Exercise aim:
Copy all records verbatim.

Given data:
— Begin —

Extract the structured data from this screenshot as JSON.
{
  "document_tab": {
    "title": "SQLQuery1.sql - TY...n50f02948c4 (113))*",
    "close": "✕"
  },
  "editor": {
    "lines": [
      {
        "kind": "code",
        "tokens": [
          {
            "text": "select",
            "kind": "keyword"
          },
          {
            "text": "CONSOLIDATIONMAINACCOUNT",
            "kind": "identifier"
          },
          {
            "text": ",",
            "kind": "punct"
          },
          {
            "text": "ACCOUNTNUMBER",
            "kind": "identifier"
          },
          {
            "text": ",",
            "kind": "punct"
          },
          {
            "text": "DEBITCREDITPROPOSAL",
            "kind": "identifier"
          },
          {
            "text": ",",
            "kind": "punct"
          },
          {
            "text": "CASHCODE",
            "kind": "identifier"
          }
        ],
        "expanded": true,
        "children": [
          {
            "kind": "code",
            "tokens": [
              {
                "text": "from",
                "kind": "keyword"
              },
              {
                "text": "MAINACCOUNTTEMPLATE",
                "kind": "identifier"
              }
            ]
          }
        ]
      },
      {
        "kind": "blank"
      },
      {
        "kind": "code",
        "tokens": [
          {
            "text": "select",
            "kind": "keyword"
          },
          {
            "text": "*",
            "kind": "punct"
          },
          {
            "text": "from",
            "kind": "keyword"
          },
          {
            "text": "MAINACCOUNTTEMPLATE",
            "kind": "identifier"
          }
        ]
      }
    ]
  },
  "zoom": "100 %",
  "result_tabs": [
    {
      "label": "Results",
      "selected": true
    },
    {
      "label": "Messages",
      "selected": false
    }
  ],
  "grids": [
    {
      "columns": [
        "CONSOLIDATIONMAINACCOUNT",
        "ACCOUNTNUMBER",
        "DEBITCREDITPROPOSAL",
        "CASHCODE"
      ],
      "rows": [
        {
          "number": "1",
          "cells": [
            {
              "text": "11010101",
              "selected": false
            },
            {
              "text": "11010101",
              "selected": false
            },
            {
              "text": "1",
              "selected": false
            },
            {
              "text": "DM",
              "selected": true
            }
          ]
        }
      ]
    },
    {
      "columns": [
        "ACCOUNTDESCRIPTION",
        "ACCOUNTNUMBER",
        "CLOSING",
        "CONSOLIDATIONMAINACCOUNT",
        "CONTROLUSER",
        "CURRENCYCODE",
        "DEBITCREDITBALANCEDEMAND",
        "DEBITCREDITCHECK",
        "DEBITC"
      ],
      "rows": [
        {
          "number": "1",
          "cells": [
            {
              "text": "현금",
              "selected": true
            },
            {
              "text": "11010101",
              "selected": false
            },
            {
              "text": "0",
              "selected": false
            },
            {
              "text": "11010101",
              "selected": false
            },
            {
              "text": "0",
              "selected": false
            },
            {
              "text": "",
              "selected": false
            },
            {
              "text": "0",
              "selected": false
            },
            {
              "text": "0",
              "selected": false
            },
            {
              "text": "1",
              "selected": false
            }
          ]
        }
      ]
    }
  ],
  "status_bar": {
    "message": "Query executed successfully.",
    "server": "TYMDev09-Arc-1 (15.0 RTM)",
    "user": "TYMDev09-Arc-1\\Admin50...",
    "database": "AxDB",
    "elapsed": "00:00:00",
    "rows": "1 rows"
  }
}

— End —

Problem solution:
Extract the structured data from this screenshot as JSON.
{
  "document_tab": {
    "title": "SQLQuery1.sql - TY...n50f02948c4 (113))*",
    "close": "✕"
  },
  "editor": {
    "lines": [
      {
        "kind": "code",
        "tokens": [
          {
            "text": "select",
            "kind": "keyword"
          },
          {
            "text": "CONSOLIDATIONMAINACCOUNT",
            "kind": "identifier"
          },
          {
            "text": ",",
            "kind": "punct"
          },
          {
            "text": "ACCOUNTNUMBER",
            "kind": "identifier"
          },
          {
            "text": ",",
            "kind": "punct"
          },
          {
            "text": "DEBITCREDITPROPOSAL",
            "kind": "identifier"
          },
          {
            "text": ",",
            "kind": "punct"
          },
          {
            "text": "CASHCODE",
            "kind": "identifier"
          }
        ],
        "expanded": true,
        "children": [
          {
            "kind": "code",
            "tokens": [
              {
                "text": "from",
                "kind": "keyword"
              },
              {
                "text": "MAINACCOUNTTEMPLATE",
                "kind": "identifier"
              }
            ]
          }
        ]
      },
      {
        "kind": "blank"
      },
      {
        "kind": "code",
        "tokens": [
          {
            "text": "select",
            "kind": "keyword"
          },
          {
            "text": "*",
            "kind": "punct"
          },
          {
            "text": "from",
            "kind": "keyword"
          },
          {
            "text": "MAINACCOUNTTEMPLATE",
            "kind": "identifier"
          }
        ]
      }
    ]
  },
  "zoom": "100 %",
  "result_tabs": [
    {
      "label": "Results",
      "selected": true
    },
    {
      "label": "Messages",
      "selected": false
    }
  ],
  "grids": [
    {
      "columns": [
        "CONSOLIDATIONMAINACCOUNT",
        "ACCOUNTNUMBER",
        "DEBITCREDITPROPOSAL",
        "CASHCODE"
      ],
      "rows": [
        {
          "number": "1",
          "cells": [
            {
              "text": "11010101",
              "selected": false
            },
            {
              "text": "11010101",
              "selected": false
            },
            {
              "text": "1",
              "selected": false
            },
            {
              "text": "DM",
              "selected": true
            }
          ]
        }
      ]
    },
    {
      "columns": [
        "ACCOUNTDESCRIPTION",
        "ACCOUNTNUMBER",
        "CLOSING",
        "CONSOLIDATIONMAINACCOUNT",
        "CONTROLUSER",
        "CURRENCYCODE",
        "DEBITCREDITBALANCEDEMAND",
        "DEBITCREDITCHECK",
        "DEBITC"
      ],
      "rows": [
        {
          "number": "1",
          "cells": [
            {
              "text": "현금",
              "selected": true
            },
            {
              "text": "11010101",
              "selected": false
            },
            {
              "text": "0",
              "selected": false
            },
            {
              "text": "11010101",
              "selected": false
            },
            {
              "text": "0",
              "selected": false
            },
            {
              "text": "",
              "selected": false
            },
            {
              "text": "0",
              "selected": false
            },
            {
              "text": "0",
              "selected": false
            },
            {
              "text": "1",
              "selected": false
            }
          ]
        }
      ]
    }
  ],
  "status_bar": {
    "message": "Query executed successfully.",
    "server": "TYMDev09-Arc-1 (15.0 RTM)",
    "user": "TYMDev09-Arc-1\\Admin50...",
    "database": "AxDB",
    "elapsed": "00:00:00",
    "rows": "1 rows"
  }
}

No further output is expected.